PROBLEM SET
a. Do these statements agree with the biography of Dhirendra Verma? (i) Verma wrote his doctoral thesis in French. (ii) Verma earned his M.A. in Hindi. (iii) Verma served as Vice Chancellor of Allahabad University. Answer yes or no for each and quote the words of the biography that decide it.
b. Could you carry the biography of Dhirendra Verma forward from its final sentence?

PAGE
=====

- Born: 17 May 1897 Bareilly, North-Western Provinces, British India
- Died: 23 April 1973 (aged 75)
- Occupations: poet, writer

= Dhirendra Verma =

Indian poet and writer (1897–1973)

Dhirendra Verma (17 May 1897 - 23 April 1973) was an Indian poet and writer. He used to write in Hindi and Brij Bhasha. Verma holds the same prominence for introducing scientific methods to research in Hindi language and literature as does Ramchandra Shukla. On the basis of his research in Indian languages, he published the first scientific history of Indian languages in 1933. He wrote his doctoral thesis on Brij Bhasha in French which was later translated into Hindi.

== Life ==
Verma was born on 17 May 1897 in Bhui colony of Bareilly in Uttar Pradesh, India. His father, Khanchand, was a Jamindar by birth and occupation. Khanchand had deep interest in Indian culture and was influenced by the ideals of Arya Samaj. Verma was significantly influenced by his father and the ideals of Arya Samaj in his formative years.

Verma died on 23 April 1973.

== Education ==
Verma was admitted to D.A.V. College, Dehradun in 1908. However, he soon returned to his father and took admission in Queen's College, Lucknow. He passed the "School Leaving Certificate Examination" with first division with special honours in Hindi. Subsequently, he went to Myor Central College, Allahabad where he received his M.A. in Sanskrit (1921) from. Later, he was awarded a D. Litt degree from Paris University.

== Teacher and researcher ==
Verma was appointed as the first lecturer of Hindi language at Allahabad University in 1924. Subsequently, he was promoted as a Professor and then Head of Department of Hindi department at Allahabad University, which he headed for several years. Later on, he served as the Vice Chancellor of Sagar University in Madhya Pradesh.

=====

GIVEN MATERIAL

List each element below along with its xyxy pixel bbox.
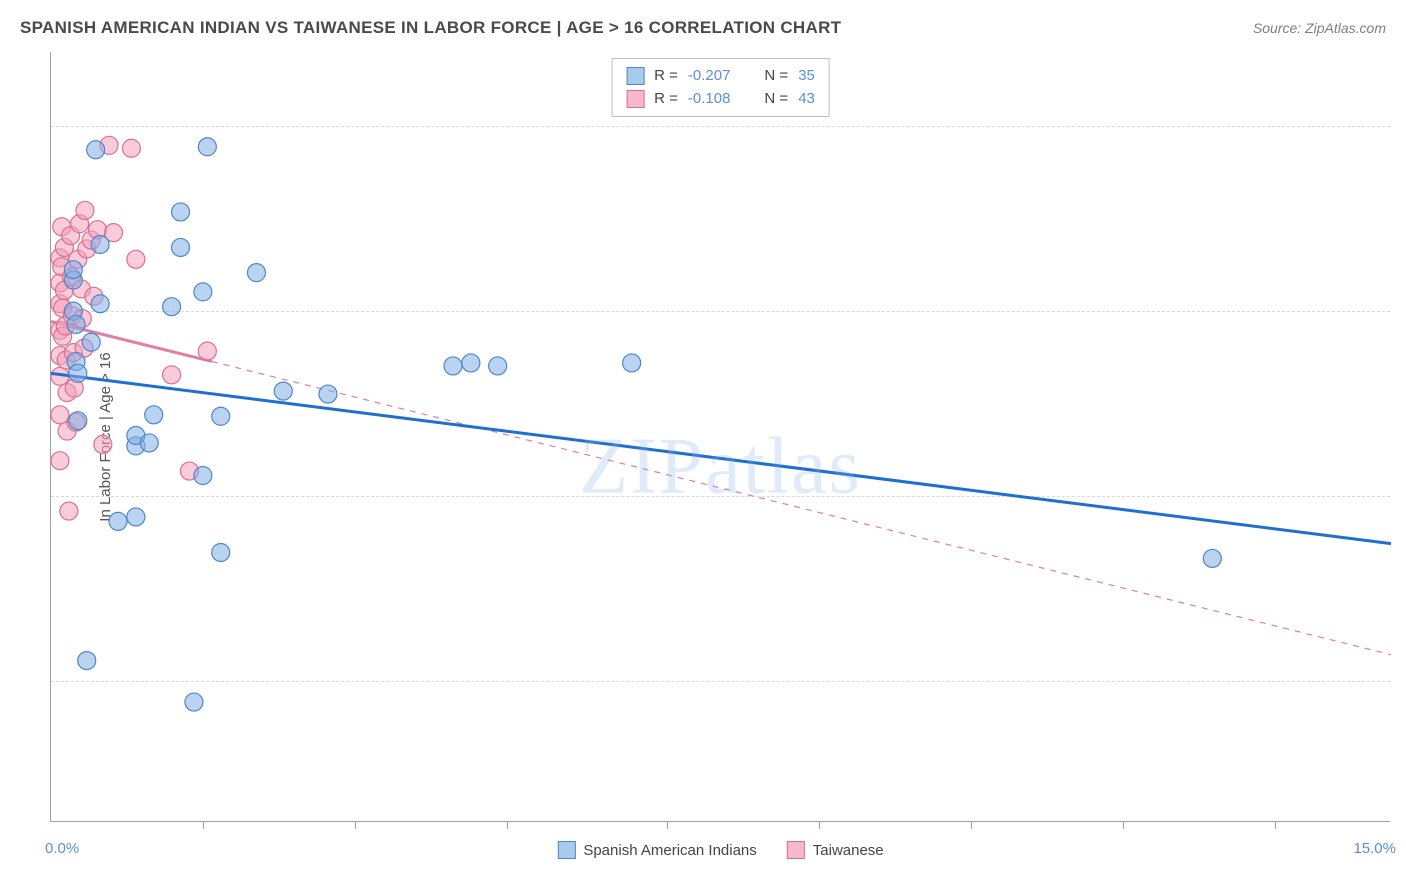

=====

OUTPUTS FOR THE TASKS
a.
(i) Yes: "He wrote his doctoral thesis on Brij Bhasha in French"
(ii) No: "he received his M.A. in Sanskrit (1921)"
(iii) No: "he served as the Vice Chancellor of Sagar University in Madhya Pradesh"

b.
It was his stint as a teacher and researcher that brought a lot of fame for Verma. He is recognized as the pioneer in introducing scientific methods to research in Hindi language and literature.

Verma is known to have mentored many prominent writers, among them Dharamvir Bharati, who edited the Hindi magazine Dharmyug.

== Works ==
Along with Rahul Sankrityayan, Dhirendra Verma represented the spatial and temporal dimensions of Akshayat.

Considered knowledgeable on Hindi literature, Verma has written many books. Notable among them in Hindi are Hindi-Rashtra ya Suba Hindustan (1930) Hindi Bhasha ka Itihasa ( History of Hindi language ) (1933). Notable books written by Verma in Brij Bhasha are Brij Chhap- Grammar of Brij Bhasha, Ashtchhap, Sursagar Saar, etc. Also he wrote books on rural Hindi.

Verma was the principal editor of the first 'हिन्दी विश्वकोश' (Hindi Encyclopedia).

Verma maintained a diary during his student years in 1917–23 about the political events taking place in India then. The diary entries were published in four parts called Meri kalej dayari (My College Diary).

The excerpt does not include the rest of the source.